Please transcribe the listing below in full and word for word, without its pictures.

:: RECORDS PROVIDED ::

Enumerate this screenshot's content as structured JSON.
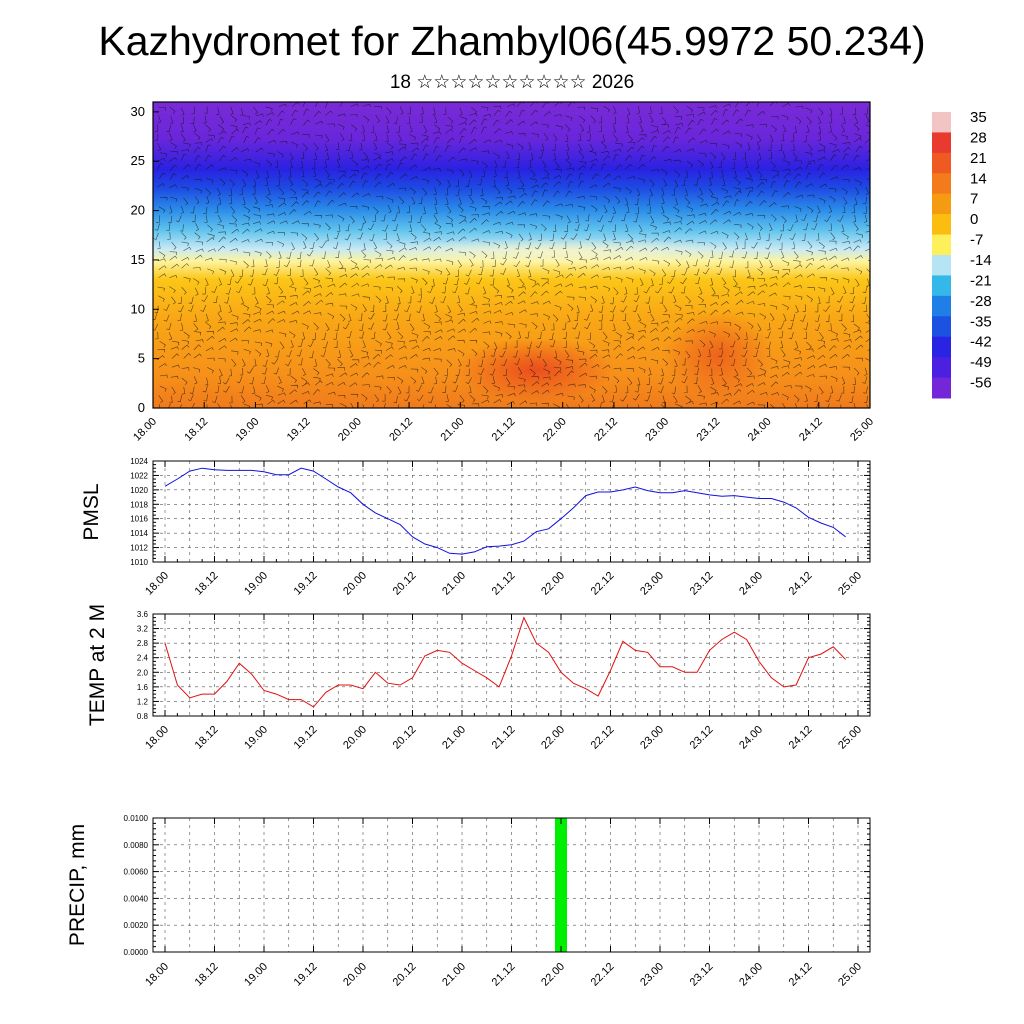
{
  "title": "Kazhydromet for Zhambyl06(45.9972 50.234)",
  "subtitle": "18 ☆☆☆☆☆☆☆☆☆☆ 2026",
  "chart_data": [
    {
      "type": "heatmap",
      "description_kind": "temperature-height section with wind barbs",
      "x_tick_labels": [
        "18.00",
        "18.12",
        "19.00",
        "19.12",
        "20.00",
        "20.12",
        "21.00",
        "21.12",
        "22.00",
        "22.12",
        "23.00",
        "23.12",
        "24.00",
        "24.12",
        "25.00"
      ],
      "y_ticks": [
        0,
        5,
        10,
        15,
        20,
        25,
        30
      ],
      "ylim": [
        0,
        31
      ],
      "colorbar_labels": [
        "35",
        "28",
        "21",
        "14",
        "7",
        "0",
        "-7",
        "-14",
        "-21",
        "-28",
        "-35",
        "-42",
        "-49",
        "-56"
      ],
      "colorbar_colors": [
        "#f2c4c4",
        "#e83a2e",
        "#ee5a22",
        "#f47b1c",
        "#f59b12",
        "#fbbd10",
        "#fdf05a",
        "#b7e4f2",
        "#34b7e9",
        "#1f7fe6",
        "#1c52e2",
        "#2924e3",
        "#4c20e0",
        "#7427d9"
      ]
    },
    {
      "type": "line",
      "ylabel": "PMSL",
      "color": "#1010e0",
      "ylim": [
        1010,
        1024
      ],
      "y_ticks": [
        "1010",
        "1012",
        "1014",
        "1016",
        "1018",
        "1020",
        "1022",
        "1024"
      ],
      "x_tick_labels": [
        "18.00",
        "18.12",
        "19.00",
        "19.12",
        "20.00",
        "20.12",
        "21.00",
        "21.12",
        "22.00",
        "22.12",
        "23.00",
        "23.12",
        "24.00",
        "24.12",
        "25.00"
      ],
      "x": [
        0,
        3,
        6,
        9,
        12,
        15,
        18,
        21,
        24,
        27,
        30,
        33,
        36,
        39,
        42,
        45,
        48,
        51,
        54,
        57,
        60,
        63,
        66,
        69,
        72,
        75,
        78,
        81,
        84,
        87,
        90,
        93,
        96,
        99,
        102,
        105,
        108,
        111,
        114,
        117,
        120,
        123,
        126,
        129,
        132,
        135,
        138,
        141,
        144,
        147,
        150,
        153,
        156,
        159,
        162,
        165
      ],
      "values": [
        1020.5,
        1021.5,
        1022.6,
        1023.0,
        1022.8,
        1022.7,
        1022.7,
        1022.7,
        1022.5,
        1022.1,
        1022.1,
        1023.0,
        1022.6,
        1021.5,
        1020.4,
        1019.6,
        1018.0,
        1016.8,
        1016.0,
        1015.2,
        1013.5,
        1012.5,
        1012.0,
        1011.2,
        1011.1,
        1011.4,
        1012.1,
        1012.2,
        1012.4,
        1012.9,
        1014.2,
        1014.6,
        1016.0,
        1017.5,
        1019.2,
        1019.7,
        1019.7,
        1020.0,
        1020.4,
        1019.9,
        1019.6,
        1019.6,
        1019.9,
        1019.6,
        1019.3,
        1019.1,
        1019.2,
        1019.0,
        1018.8,
        1018.8,
        1018.3,
        1017.5,
        1016.2,
        1015.4,
        1014.8,
        1013.5
      ]
    },
    {
      "type": "line",
      "ylabel": "TEMP at 2 M",
      "color": "#e01010",
      "ylim": [
        0.8,
        3.6
      ],
      "y_ticks": [
        "0.8",
        "1.2",
        "1.6",
        "2.0",
        "2.4",
        "2.8",
        "3.2",
        "3.6"
      ],
      "x_tick_labels": [
        "18.00",
        "18.12",
        "19.00",
        "19.12",
        "20.00",
        "20.12",
        "21.00",
        "21.12",
        "22.00",
        "22.12",
        "23.00",
        "23.12",
        "24.00",
        "24.12",
        "25.00"
      ],
      "x": [
        0,
        3,
        6,
        9,
        12,
        15,
        18,
        21,
        24,
        27,
        30,
        33,
        36,
        39,
        42,
        45,
        48,
        51,
        54,
        57,
        60,
        63,
        66,
        69,
        72,
        75,
        78,
        81,
        84,
        87,
        90,
        93,
        96,
        99,
        102,
        105,
        108,
        111,
        114,
        117,
        120,
        123,
        126,
        129,
        132,
        135,
        138,
        141,
        144,
        147,
        150,
        153,
        156,
        159,
        162,
        165
      ],
      "values": [
        2.8,
        1.65,
        1.3,
        1.4,
        1.4,
        1.75,
        2.25,
        1.95,
        1.5,
        1.4,
        1.25,
        1.25,
        1.05,
        1.45,
        1.65,
        1.65,
        1.55,
        2.0,
        1.7,
        1.65,
        1.85,
        2.45,
        2.6,
        2.55,
        2.25,
        2.05,
        1.85,
        1.6,
        2.45,
        3.5,
        2.8,
        2.55,
        2.0,
        1.7,
        1.55,
        1.35,
        2.05,
        2.85,
        2.6,
        2.55,
        2.15,
        2.15,
        2.0,
        2.0,
        2.6,
        2.9,
        3.1,
        2.9,
        2.3,
        1.85,
        1.6,
        1.65,
        2.4,
        2.5,
        2.7,
        2.35
      ]
    },
    {
      "type": "bar",
      "ylabel": "PRECIP, mm",
      "color": "#00ee00",
      "ylim": [
        0,
        0.01
      ],
      "y_ticks": [
        "0.0000",
        "0.0020",
        "0.0040",
        "0.0060",
        "0.0080",
        "0.0100"
      ],
      "x_tick_labels": [
        "18.00",
        "18.12",
        "19.00",
        "19.12",
        "20.00",
        "20.12",
        "21.00",
        "21.12",
        "22.00",
        "22.12",
        "23.00",
        "23.12",
        "24.00",
        "24.12",
        "25.00"
      ],
      "bars": [
        {
          "x": 96,
          "value": 0.01
        }
      ]
    }
  ]
}
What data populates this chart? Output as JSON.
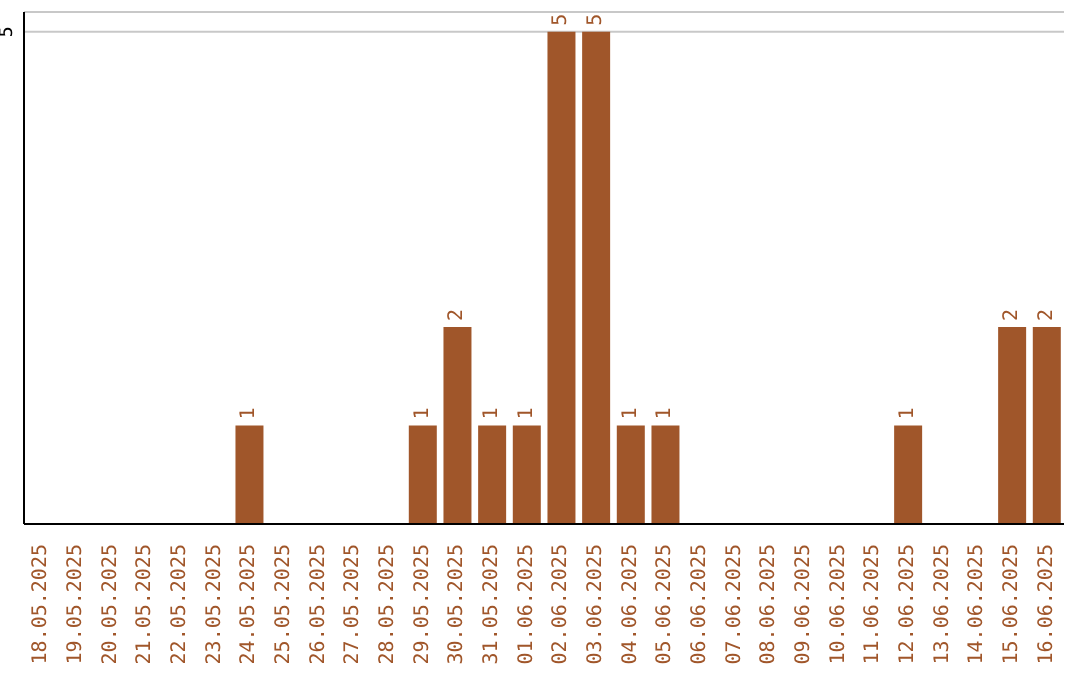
{
  "chart_data": {
    "type": "bar",
    "categories": [
      "18.05.2025",
      "19.05.2025",
      "20.05.2025",
      "21.05.2025",
      "22.05.2025",
      "23.05.2025",
      "24.05.2025",
      "25.05.2025",
      "26.05.2025",
      "27.05.2025",
      "28.05.2025",
      "29.05.2025",
      "30.05.2025",
      "31.05.2025",
      "01.06.2025",
      "02.06.2025",
      "03.06.2025",
      "04.06.2025",
      "05.06.2025",
      "06.06.2025",
      "07.06.2025",
      "08.06.2025",
      "09.06.2025",
      "10.06.2025",
      "11.06.2025",
      "12.06.2025",
      "13.06.2025",
      "14.06.2025",
      "15.06.2025",
      "16.06.2025"
    ],
    "values": [
      0,
      0,
      0,
      0,
      0,
      0,
      1,
      0,
      0,
      0,
      0,
      1,
      2,
      1,
      1,
      5,
      5,
      1,
      1,
      0,
      0,
      0,
      0,
      0,
      0,
      1,
      0,
      0,
      2,
      2
    ],
    "value_labels": [
      null,
      null,
      null,
      null,
      null,
      null,
      "1",
      null,
      null,
      null,
      null,
      "1",
      "2",
      "1",
      "1",
      "5",
      "5",
      "1",
      "1",
      null,
      null,
      null,
      null,
      null,
      null,
      "1",
      null,
      null,
      "2",
      "2"
    ],
    "color": "#a0562a",
    "ylim": [
      0,
      5.2
    ],
    "yticks": [
      5
    ],
    "grid": "y"
  }
}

:::

* _ANSWER BELOW_:
Enumerate this screenshot's content as structured JSON.
{
  "title": "Kazhydromet for Zhambyl06(45.9972 50.234)",
  "subtitle": "18 ☆☆☆☆☆☆☆☆☆☆ 2026",
  "chart_data": [
    {
      "type": "heatmap",
      "description_kind": "temperature-height section with wind barbs",
      "x_tick_labels": [
        "18.00",
        "18.12",
        "19.00",
        "19.12",
        "20.00",
        "20.12",
        "21.00",
        "21.12",
        "22.00",
        "22.12",
        "23.00",
        "23.12",
        "24.00",
        "24.12",
        "25.00"
      ],
      "y_ticks": [
        0,
        5,
        10,
        15,
        20,
        25,
        30
      ],
      "ylim": [
        0,
        31
      ],
      "colorbar_labels": [
        "35",
        "28",
        "21",
        "14",
        "7",
        "0",
        "-7",
        "-14",
        "-21",
        "-28",
        "-35",
        "-42",
        "-49",
        "-56"
      ],
      "colorbar_colors": [
        "#f2c4c4",
        "#e83a2e",
        "#ee5a22",
        "#f47b1c",
        "#f59b12",
        "#fbbd10",
        "#fdf05a",
        "#b7e4f2",
        "#34b7e9",
        "#1f7fe6",
        "#1c52e2",
        "#2924e3",
        "#4c20e0",
        "#7427d9"
      ]
    },
    {
      "type": "line",
      "ylabel": "PMSL",
      "color": "#1010e0",
      "ylim": [
        1010,
        1024
      ],
      "y_ticks": [
        "1010",
        "1012",
        "1014",
        "1016",
        "1018",
        "1020",
        "1022",
        "1024"
      ],
      "x_tick_labels": [
        "18.00",
        "18.12",
        "19.00",
        "19.12",
        "20.00",
        "20.12",
        "21.00",
        "21.12",
        "22.00",
        "22.12",
        "23.00",
        "23.12",
        "24.00",
        "24.12",
        "25.00"
      ],
      "x": [
        0,
        3,
        6,
        9,
        12,
        15,
        18,
        21,
        24,
        27,
        30,
        33,
        36,
        39,
        42,
        45,
        48,
        51,
        54,
        57,
        60,
        63,
        66,
        69,
        72,
        75,
        78,
        81,
        84,
        87,
        90,
        93,
        96,
        99,
        102,
        105,
        108,
        111,
        114,
        117,
        120,
        123,
        126,
        129,
        132,
        135,
        138,
        141,
        144,
        147,
        150,
        153,
        156,
        159,
        162,
        165
      ],
      "values": [
        1020.5,
        1021.5,
        1022.6,
        1023.0,
        1022.8,
        1022.7,
        1022.7,
        1022.7,
        1022.5,
        1022.1,
        1022.1,
        1023.0,
        1022.6,
        1021.5,
        1020.4,
        1019.6,
        1018.0,
        1016.8,
        1016.0,
        1015.2,
        1013.5,
        1012.5,
        1012.0,
        1011.2,
        1011.1,
        1011.4,
        1012.1,
        1012.2,
        1012.4,
        1012.9,
        1014.2,
        1014.6,
        1016.0,
        1017.5,
        1019.2,
        1019.7,
        1019.7,
        1020.0,
        1020.4,
        1019.9,
        1019.6,
        1019.6,
        1019.9,
        1019.6,
        1019.3,
        1019.1,
        1019.2,
        1019.0,
        1018.8,
        1018.8,
        1018.3,
        1017.5,
        1016.2,
        1015.4,
        1014.8,
        1013.5
      ]
    },
    {
      "type": "line",
      "ylabel": "TEMP at 2 M",
      "color": "#e01010",
      "ylim": [
        0.8,
        3.6
      ],
      "y_ticks": [
        "0.8",
        "1.2",
        "1.6",
        "2.0",
        "2.4",
        "2.8",
        "3.2",
        "3.6"
      ],
      "x_tick_labels": [
        "18.00",
        "18.12",
        "19.00",
        "19.12",
        "20.00",
        "20.12",
        "21.00",
        "21.12",
        "22.00",
        "22.12",
        "23.00",
        "23.12",
        "24.00",
        "24.12",
        "25.00"
      ],
      "x": [
        0,
        3,
        6,
        9,
        12,
        15,
        18,
        21,
        24,
        27,
        30,
        33,
        36,
        39,
        42,
        45,
        48,
        51,
        54,
        57,
        60,
        63,
        66,
        69,
        72,
        75,
        78,
        81,
        84,
        87,
        90,
        93,
        96,
        99,
        102,
        105,
        108,
        111,
        114,
        117,
        120,
        123,
        126,
        129,
        132,
        135,
        138,
        141,
        144,
        147,
        150,
        153,
        156,
        159,
        162,
        165
      ],
      "values": [
        2.8,
        1.65,
        1.3,
        1.4,
        1.4,
        1.75,
        2.25,
        1.95,
        1.5,
        1.4,
        1.25,
        1.25,
        1.05,
        1.45,
        1.65,
        1.65,
        1.55,
        2.0,
        1.7,
        1.65,
        1.85,
        2.45,
        2.6,
        2.55,
        2.25,
        2.05,
        1.85,
        1.6,
        2.45,
        3.5,
        2.8,
        2.55,
        2.0,
        1.7,
        1.55,
        1.35,
        2.05,
        2.85,
        2.6,
        2.55,
        2.15,
        2.15,
        2.0,
        2.0,
        2.6,
        2.9,
        3.1,
        2.9,
        2.3,
        1.85,
        1.6,
        1.65,
        2.4,
        2.5,
        2.7,
        2.35
      ]
    },
    {
      "type": "bar",
      "ylabel": "PRECIP, mm",
      "color": "#00ee00",
      "ylim": [
        0,
        0.01
      ],
      "y_ticks": [
        "0.0000",
        "0.0020",
        "0.0040",
        "0.0060",
        "0.0080",
        "0.0100"
      ],
      "x_tick_labels": [
        "18.00",
        "18.12",
        "19.00",
        "19.12",
        "20.00",
        "20.12",
        "21.00",
        "21.12",
        "22.00",
        "22.12",
        "23.00",
        "23.12",
        "24.00",
        "24.12",
        "25.00"
      ],
      "bars": [
        {
          "x": 96,
          "value": 0.01
        }
      ]
    }
  ]
}
What data populates this chart? Output as JSON.
{
  "chart_data": {
    "type": "bar",
    "categories": [
      "18.05.2025",
      "19.05.2025",
      "20.05.2025",
      "21.05.2025",
      "22.05.2025",
      "23.05.2025",
      "24.05.2025",
      "25.05.2025",
      "26.05.2025",
      "27.05.2025",
      "28.05.2025",
      "29.05.2025",
      "30.05.2025",
      "31.05.2025",
      "01.06.2025",
      "02.06.2025",
      "03.06.2025",
      "04.06.2025",
      "05.06.2025",
      "06.06.2025",
      "07.06.2025",
      "08.06.2025",
      "09.06.2025",
      "10.06.2025",
      "11.06.2025",
      "12.06.2025",
      "13.06.2025",
      "14.06.2025",
      "15.06.2025",
      "16.06.2025"
    ],
    "values": [
      0,
      0,
      0,
      0,
      0,
      0,
      1,
      0,
      0,
      0,
      0,
      1,
      2,
      1,
      1,
      5,
      5,
      1,
      1,
      0,
      0,
      0,
      0,
      0,
      0,
      1,
      0,
      0,
      2,
      2
    ],
    "value_labels": [
      null,
      null,
      null,
      null,
      null,
      null,
      "1",
      null,
      null,
      null,
      null,
      "1",
      "2",
      "1",
      "1",
      "5",
      "5",
      "1",
      "1",
      null,
      null,
      null,
      null,
      null,
      null,
      "1",
      null,
      null,
      "2",
      "2"
    ],
    "color": "#a0562a",
    "ylim": [
      0,
      5.2
    ],
    "yticks": [
      5
    ],
    "grid": "y"
  }
}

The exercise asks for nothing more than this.